_Data excerpts:_
# # # # #

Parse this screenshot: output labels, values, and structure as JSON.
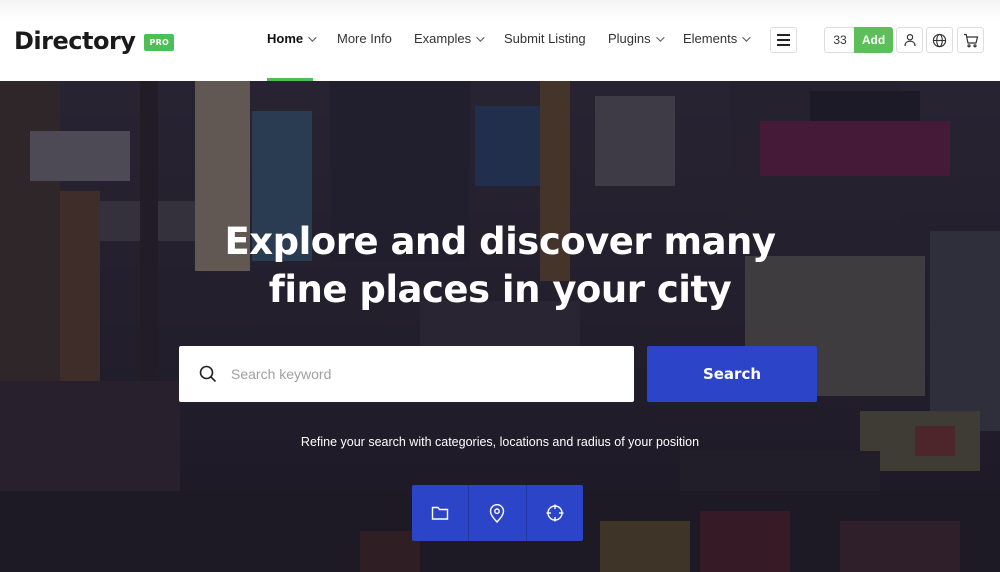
{
  "header": {
    "logo_text": "Directory",
    "logo_badge": "PRO",
    "nav": [
      {
        "label": "Home",
        "has_dropdown": true,
        "active": true
      },
      {
        "label": "More Info",
        "has_dropdown": false,
        "active": false
      },
      {
        "label": "Examples",
        "has_dropdown": true,
        "active": false
      },
      {
        "label": "Submit Listing",
        "has_dropdown": false,
        "active": false
      },
      {
        "label": "Plugins",
        "has_dropdown": true,
        "active": false
      },
      {
        "label": "Elements",
        "has_dropdown": true,
        "active": false
      }
    ],
    "menu_icon": "hamburger-icon",
    "listing_count": "33",
    "add_label": "Add",
    "action_icons": [
      "user-icon",
      "globe-icon",
      "cart-icon"
    ]
  },
  "hero": {
    "title_line1": "Explore and discover many",
    "title_line2": "fine places in your city",
    "search": {
      "placeholder": "Search keyword",
      "value": "",
      "icon": "search-icon",
      "button_label": "Search"
    },
    "refine_text": "Refine your search with categories, locations and radius of your position",
    "filters": [
      {
        "icon": "folder-icon",
        "purpose": "categories"
      },
      {
        "icon": "map-pin-icon",
        "purpose": "locations"
      },
      {
        "icon": "crosshair-icon",
        "purpose": "radius"
      }
    ],
    "background_image": "city street with billboards (Times Square)"
  },
  "colors": {
    "brand_green": "#4cbf58",
    "primary_blue": "#2c44c8",
    "text_dark": "#1a1a1a"
  }
}
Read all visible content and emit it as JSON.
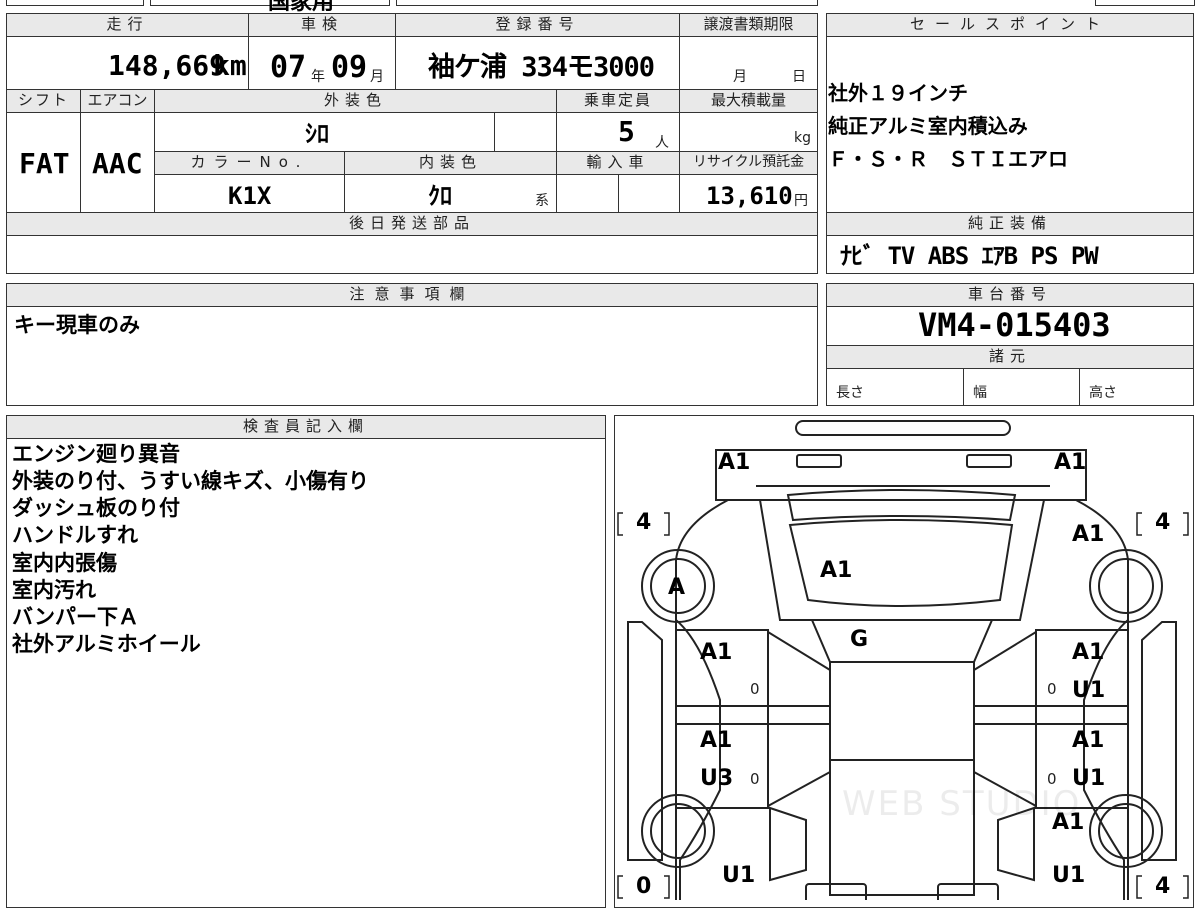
{
  "top_strip": {
    "partial_text": "国家用"
  },
  "vehicle": {
    "mileage_header": "走行",
    "mileage": "148,669",
    "mileage_unit": "km",
    "inspection_header": "車検",
    "inspection_year": "07",
    "year_unit": "年",
    "inspection_month": "09",
    "month_unit": "月",
    "registration_header": "登録番号",
    "registration": "袖ケ浦 334モ3000",
    "transfer_header": "譲渡書類期限",
    "transfer_month": "月",
    "transfer_day": "日",
    "shift_header": "シフト",
    "shift": "FAT",
    "ac_header": "エアコン",
    "ac": "AAC",
    "exterior_color_header": "外装色",
    "exterior_color": "ｼﾛ",
    "capacity_header": "乗車定員",
    "capacity": "5",
    "capacity_unit": "人",
    "max_load_header": "最大積載量",
    "max_load_unit": "kg",
    "color_no_header": "カラーNo.",
    "color_no": "K1X",
    "interior_color_header": "内装色",
    "interior_color": "ｸﾛ",
    "interior_color_unit": "系",
    "import_header": "輸入車",
    "recycle_header": "リサイクル預託金",
    "recycle_fee": "13,610",
    "recycle_unit": "円",
    "later_parts_header": "後日発送部品"
  },
  "sales_points": {
    "header": "セールスポイント",
    "lines": [
      "社外１９インチ",
      "純正アルミ室内積込み",
      "Ｆ・Ｓ・Ｒ　ＳＴＩエアロ"
    ]
  },
  "standard_equipment": {
    "header": "純正装備",
    "text": "ﾅﾋﾞ TV ABS ｴｱB PS PW"
  },
  "notes": {
    "header": "注意事項欄",
    "text": "キー現車のみ"
  },
  "chassis": {
    "header": "車台番号",
    "number": "VM4-015403",
    "specs_header": "諸元",
    "length_label": "長さ",
    "width_label": "幅",
    "height_label": "高さ"
  },
  "inspector": {
    "header": "検査員記入欄",
    "lines": [
      "エンジン廻り異音",
      "外装のり付、うすい線キズ、小傷有り",
      "ダッシュ板のり付",
      "ハンドルすれ",
      "室内内張傷",
      "室内汚れ",
      "バンパー下Ａ",
      "社外アルミホイール"
    ]
  },
  "diagram": {
    "marks": {
      "fl_bumper": "A1",
      "fr_bumper": "A1",
      "hood_right": "A1",
      "hood": "A1",
      "front_wheel_left": "A",
      "windshield": "G",
      "left_front_door": "A1",
      "right_front_door_1": "A1",
      "right_front_door_2": "U1",
      "left_rear_door_1": "A1",
      "left_rear_door_2": "U3",
      "right_rear_door_1": "A1",
      "right_rear_door_2": "U1",
      "rear_right_wheel": "A1",
      "rear_left_quarter": "U1",
      "rear_right_quarter": "U1",
      "tread_fl": "4",
      "tread_fr": "4",
      "tread_rl": "0",
      "tread_rr": "4",
      "ldoor_small_1": "0",
      "ldoor_small_2": "0",
      "rdoor_small_1": "0",
      "rdoor_small_2": "0"
    },
    "watermark": "WEB STUDIO"
  }
}
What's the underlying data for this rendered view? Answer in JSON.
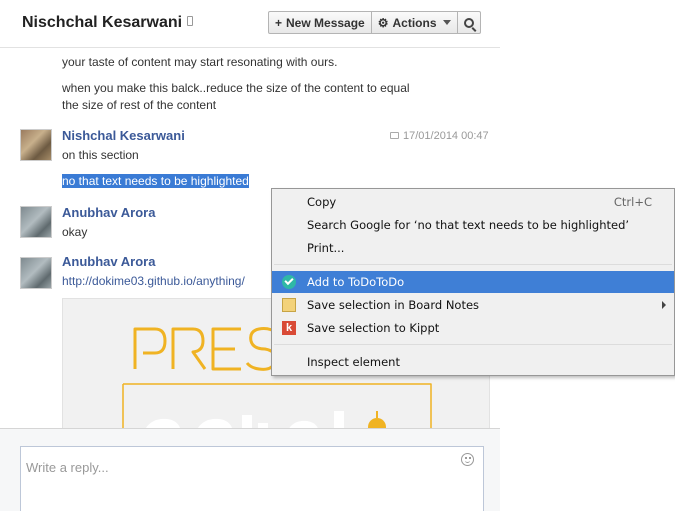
{
  "header": {
    "title": "Nischchal Kesarwani",
    "new_message_label": "New Message",
    "new_message_glyph": "+",
    "actions_label": "Actions",
    "actions_glyph": "⚙"
  },
  "messages": {
    "prev_line_1": "your taste of content may start resonating with ours.",
    "prev_line_2a": "when you make this balck..reduce the size of the content to equal",
    "prev_line_2b": "the size of rest of the content",
    "msg1": {
      "author": "Nishchal Kesarwani",
      "timestamp": "17/01/2014 00:47",
      "line1": "on this section",
      "line2": "no that text needs to be highlighted"
    },
    "msg2": {
      "author": "Anubhav Arora",
      "line1": "okay"
    },
    "msg3": {
      "author": "Anubhav Arora",
      "link": "http://dokime03.github.io/anything/"
    }
  },
  "reply": {
    "placeholder": "Write a reply..."
  },
  "context_menu": {
    "copy": "Copy",
    "copy_shortcut": "Ctrl+C",
    "search": "Search Google for ‘no that text needs to be highlighted’",
    "print": "Print...",
    "todo": "Add to ToDoToDo",
    "board_notes": "Save selection in Board Notes",
    "kippt": "Save selection to Kippt",
    "kippt_glyph": "k",
    "inspect": "Inspect element"
  },
  "colors": {
    "link": "#3b5998",
    "selection": "#3a7bd5",
    "menu_active": "#3f7fd6",
    "preview_logo": "#f0b323"
  }
}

# # # # #

_Requirements:_
Print the records above exactly as they stand, but leave out the pictures.

_Answer to the problem:_
Parse this screenshot: output labels, values, and structure as JSON.
{
  "header": {
    "logo_text": "Directory",
    "logo_badge": "PRO",
    "nav": [
      {
        "label": "Home",
        "has_dropdown": true,
        "active": true
      },
      {
        "label": "More Info",
        "has_dropdown": false,
        "active": false
      },
      {
        "label": "Examples",
        "has_dropdown": true,
        "active": false
      },
      {
        "label": "Submit Listing",
        "has_dropdown": false,
        "active": false
      },
      {
        "label": "Plugins",
        "has_dropdown": true,
        "active": false
      },
      {
        "label": "Elements",
        "has_dropdown": true,
        "active": false
      }
    ],
    "menu_icon": "hamburger-icon",
    "listing_count": "33",
    "add_label": "Add",
    "action_icons": [
      "user-icon",
      "globe-icon",
      "cart-icon"
    ]
  },
  "hero": {
    "title_line1": "Explore and discover many",
    "title_line2": "fine places in your city",
    "search": {
      "placeholder": "Search keyword",
      "value": "",
      "icon": "search-icon",
      "button_label": "Search"
    },
    "refine_text": "Refine your search with categories, locations and radius of your position",
    "filters": [
      {
        "icon": "folder-icon",
        "purpose": "categories"
      },
      {
        "icon": "map-pin-icon",
        "purpose": "locations"
      },
      {
        "icon": "crosshair-icon",
        "purpose": "radius"
      }
    ],
    "background_image": "city street with billboards (Times Square)"
  },
  "colors": {
    "brand_green": "#4cbf58",
    "primary_blue": "#2c44c8",
    "text_dark": "#1a1a1a"
  }
}
Read all visible content and emit it as JSON.
{
  "top_strip": {
    "partial_text": "国家用"
  },
  "vehicle": {
    "mileage_header": "走行",
    "mileage": "148,669",
    "mileage_unit": "km",
    "inspection_header": "車検",
    "inspection_year": "07",
    "year_unit": "年",
    "inspection_month": "09",
    "month_unit": "月",
    "registration_header": "登録番号",
    "registration": "袖ケ浦 334モ3000",
    "transfer_header": "譲渡書類期限",
    "transfer_month": "月",
    "transfer_day": "日",
    "shift_header": "シフト",
    "shift": "FAT",
    "ac_header": "エアコン",
    "ac": "AAC",
    "exterior_color_header": "外装色",
    "exterior_color": "ｼﾛ",
    "capacity_header": "乗車定員",
    "capacity": "5",
    "capacity_unit": "人",
    "max_load_header": "最大積載量",
    "max_load_unit": "kg",
    "color_no_header": "カラーNo.",
    "color_no": "K1X",
    "interior_color_header": "内装色",
    "interior_color": "ｸﾛ",
    "interior_color_unit": "系",
    "import_header": "輸入車",
    "recycle_header": "リサイクル預託金",
    "recycle_fee": "13,610",
    "recycle_unit": "円",
    "later_parts_header": "後日発送部品"
  },
  "sales_points": {
    "header": "セールスポイント",
    "lines": [
      "社外１９インチ",
      "純正アルミ室内積込み",
      "Ｆ・Ｓ・Ｒ　ＳＴＩエアロ"
    ]
  },
  "standard_equipment": {
    "header": "純正装備",
    "text": "ﾅﾋﾞ TV ABS ｴｱB PS PW"
  },
  "notes": {
    "header": "注意事項欄",
    "text": "キー現車のみ"
  },
  "chassis": {
    "header": "車台番号",
    "number": "VM4-015403",
    "specs_header": "諸元",
    "length_label": "長さ",
    "width_label": "幅",
    "height_label": "高さ"
  },
  "inspector": {
    "header": "検査員記入欄",
    "lines": [
      "エンジン廻り異音",
      "外装のり付、うすい線キズ、小傷有り",
      "ダッシュ板のり付",
      "ハンドルすれ",
      "室内内張傷",
      "室内汚れ",
      "バンパー下Ａ",
      "社外アルミホイール"
    ]
  },
  "diagram": {
    "marks": {
      "fl_bumper": "A1",
      "fr_bumper": "A1",
      "hood_right": "A1",
      "hood": "A1",
      "front_wheel_left": "A",
      "windshield": "G",
      "left_front_door": "A1",
      "right_front_door_1": "A1",
      "right_front_door_2": "U1",
      "left_rear_door_1": "A1",
      "left_rear_door_2": "U3",
      "right_rear_door_1": "A1",
      "right_rear_door_2": "U1",
      "rear_right_wheel": "A1",
      "rear_left_quarter": "U1",
      "rear_right_quarter": "U1",
      "tread_fl": "4",
      "tread_fr": "4",
      "tread_rl": "0",
      "tread_rr": "4",
      "ldoor_small_1": "0",
      "ldoor_small_2": "0",
      "rdoor_small_1": "0",
      "rdoor_small_2": "0"
    },
    "watermark": "WEB STUDIO"
  }
}
What's the underlying data for this rendered view? Answer in JSON.
{
  "header": {
    "title": "Nischchal Kesarwani",
    "new_message_label": "New Message",
    "new_message_glyph": "+",
    "actions_label": "Actions",
    "actions_glyph": "⚙"
  },
  "messages": {
    "prev_line_1": "your taste of content may start resonating with ours.",
    "prev_line_2a": "when you make this balck..reduce the size of the content to equal",
    "prev_line_2b": "the size of rest of the content",
    "msg1": {
      "author": "Nishchal Kesarwani",
      "timestamp": "17/01/2014 00:47",
      "line1": "on this section",
      "line2": "no that text needs to be highlighted"
    },
    "msg2": {
      "author": "Anubhav Arora",
      "line1": "okay"
    },
    "msg3": {
      "author": "Anubhav Arora",
      "link": "http://dokime03.github.io/anything/"
    }
  },
  "reply": {
    "placeholder": "Write a reply..."
  },
  "context_menu": {
    "copy": "Copy",
    "copy_shortcut": "Ctrl+C",
    "search": "Search Google for ‘no that text needs to be highlighted’",
    "print": "Print...",
    "todo": "Add to ToDoToDo",
    "board_notes": "Save selection in Board Notes",
    "kippt": "Save selection to Kippt",
    "kippt_glyph": "k",
    "inspect": "Inspect element"
  },
  "colors": {
    "link": "#3b5998",
    "selection": "#3a7bd5",
    "menu_active": "#3f7fd6",
    "preview_logo": "#f0b323"
  }
}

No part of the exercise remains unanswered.